YOUR TASK
Output all lines exactly, with nothing added or dropped.
-- Start of SUPPLIED RECORDS --
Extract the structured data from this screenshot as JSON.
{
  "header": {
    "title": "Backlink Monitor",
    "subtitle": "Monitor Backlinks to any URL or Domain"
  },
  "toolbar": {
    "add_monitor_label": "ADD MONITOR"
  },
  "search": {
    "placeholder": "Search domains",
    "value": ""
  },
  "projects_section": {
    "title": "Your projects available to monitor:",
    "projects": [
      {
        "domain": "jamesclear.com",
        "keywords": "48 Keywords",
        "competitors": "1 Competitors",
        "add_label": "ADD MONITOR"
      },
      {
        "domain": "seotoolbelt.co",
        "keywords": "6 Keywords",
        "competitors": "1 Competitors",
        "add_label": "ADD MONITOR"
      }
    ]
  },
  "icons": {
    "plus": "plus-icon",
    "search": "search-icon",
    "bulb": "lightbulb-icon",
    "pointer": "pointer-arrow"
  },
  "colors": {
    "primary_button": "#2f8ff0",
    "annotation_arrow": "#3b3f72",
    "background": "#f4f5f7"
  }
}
-- End of SUPPLIED RECORDS --
COMPLETED TASK
Extract the structured data from this screenshot as JSON.
{
  "header": {
    "title": "Backlink Monitor",
    "subtitle": "Monitor Backlinks to any URL or Domain"
  },
  "toolbar": {
    "add_monitor_label": "ADD MONITOR"
  },
  "search": {
    "placeholder": "Search domains",
    "value": ""
  },
  "projects_section": {
    "title": "Your projects available to monitor:",
    "projects": [
      {
        "domain": "jamesclear.com",
        "keywords": "48 Keywords",
        "competitors": "1 Competitors",
        "add_label": "ADD MONITOR"
      },
      {
        "domain": "seotoolbelt.co",
        "keywords": "6 Keywords",
        "competitors": "1 Competitors",
        "add_label": "ADD MONITOR"
      }
    ]
  },
  "icons": {
    "plus": "plus-icon",
    "search": "search-icon",
    "bulb": "lightbulb-icon",
    "pointer": "pointer-arrow"
  },
  "colors": {
    "primary_button": "#2f8ff0",
    "annotation_arrow": "#3b3f72",
    "background": "#f4f5f7"
  }
}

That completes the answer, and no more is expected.